> **AIM**
Send back the records in full, character for character.

------------------------------

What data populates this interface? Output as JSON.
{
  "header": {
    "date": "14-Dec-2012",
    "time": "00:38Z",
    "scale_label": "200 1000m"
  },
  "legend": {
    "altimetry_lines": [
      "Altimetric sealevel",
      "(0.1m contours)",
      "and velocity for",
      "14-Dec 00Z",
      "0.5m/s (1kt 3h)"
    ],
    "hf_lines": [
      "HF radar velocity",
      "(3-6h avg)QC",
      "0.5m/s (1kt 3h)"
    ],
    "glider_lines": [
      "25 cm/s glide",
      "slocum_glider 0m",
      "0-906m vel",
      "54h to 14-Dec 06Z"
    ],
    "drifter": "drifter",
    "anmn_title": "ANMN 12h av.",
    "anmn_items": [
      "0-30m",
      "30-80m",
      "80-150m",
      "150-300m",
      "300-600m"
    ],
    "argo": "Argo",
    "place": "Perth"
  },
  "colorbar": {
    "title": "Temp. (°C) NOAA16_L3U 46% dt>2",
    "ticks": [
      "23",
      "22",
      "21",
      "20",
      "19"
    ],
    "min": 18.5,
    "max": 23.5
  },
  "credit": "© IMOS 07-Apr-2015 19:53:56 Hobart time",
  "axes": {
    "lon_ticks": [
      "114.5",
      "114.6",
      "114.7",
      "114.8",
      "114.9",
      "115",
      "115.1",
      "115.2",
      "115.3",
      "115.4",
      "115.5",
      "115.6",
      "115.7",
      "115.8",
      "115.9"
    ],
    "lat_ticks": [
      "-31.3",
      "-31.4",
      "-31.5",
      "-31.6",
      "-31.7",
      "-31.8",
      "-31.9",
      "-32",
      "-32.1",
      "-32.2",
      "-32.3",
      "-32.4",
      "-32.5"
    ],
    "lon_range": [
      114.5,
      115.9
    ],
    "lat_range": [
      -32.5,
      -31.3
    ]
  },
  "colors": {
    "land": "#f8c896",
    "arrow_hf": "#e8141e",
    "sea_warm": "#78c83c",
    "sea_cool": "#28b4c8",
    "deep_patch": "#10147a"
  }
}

------------------------------

> **TASK OUTPUT**
What data populates this interface? Output as JSON.
{
  "header": {
    "date": "14-Dec-2012",
    "time": "00:38Z",
    "scale_label": "200 1000m"
  },
  "legend": {
    "altimetry_lines": [
      "Altimetric sealevel",
      "(0.1m contours)",
      "and velocity for",
      "14-Dec 00Z",
      "0.5m/s (1kt 3h)"
    ],
    "hf_lines": [
      "HF radar velocity",
      "(3-6h avg)QC",
      "0.5m/s (1kt 3h)"
    ],
    "glider_lines": [
      "25 cm/s glide",
      "slocum_glider 0m",
      "0-906m vel",
      "54h to 14-Dec 06Z"
    ],
    "drifter": "drifter",
    "anmn_title": "ANMN 12h av.",
    "anmn_items": [
      "0-30m",
      "30-80m",
      "80-150m",
      "150-300m",
      "300-600m"
    ],
    "argo": "Argo",
    "place": "Perth"
  },
  "colorbar": {
    "title": "Temp. (°C) NOAA16_L3U 46% dt>2",
    "ticks": [
      "23",
      "22",
      "21",
      "20",
      "19"
    ],
    "min": 18.5,
    "max": 23.5
  },
  "credit": "© IMOS 07-Apr-2015 19:53:56 Hobart time",
  "axes": {
    "lon_ticks": [
      "114.5",
      "114.6",
      "114.7",
      "114.8",
      "114.9",
      "115",
      "115.1",
      "115.2",
      "115.3",
      "115.4",
      "115.5",
      "115.6",
      "115.7",
      "115.8",
      "115.9"
    ],
    "lat_ticks": [
      "-31.3",
      "-31.4",
      "-31.5",
      "-31.6",
      "-31.7",
      "-31.8",
      "-31.9",
      "-32",
      "-32.1",
      "-32.2",
      "-32.3",
      "-32.4",
      "-32.5"
    ],
    "lon_range": [
      114.5,
      115.9
    ],
    "lat_range": [
      -32.5,
      -31.3
    ]
  },
  "colors": {
    "land": "#f8c896",
    "arrow_hf": "#e8141e",
    "sea_warm": "#78c83c",
    "sea_cool": "#28b4c8",
    "deep_patch": "#10147a"
  }
}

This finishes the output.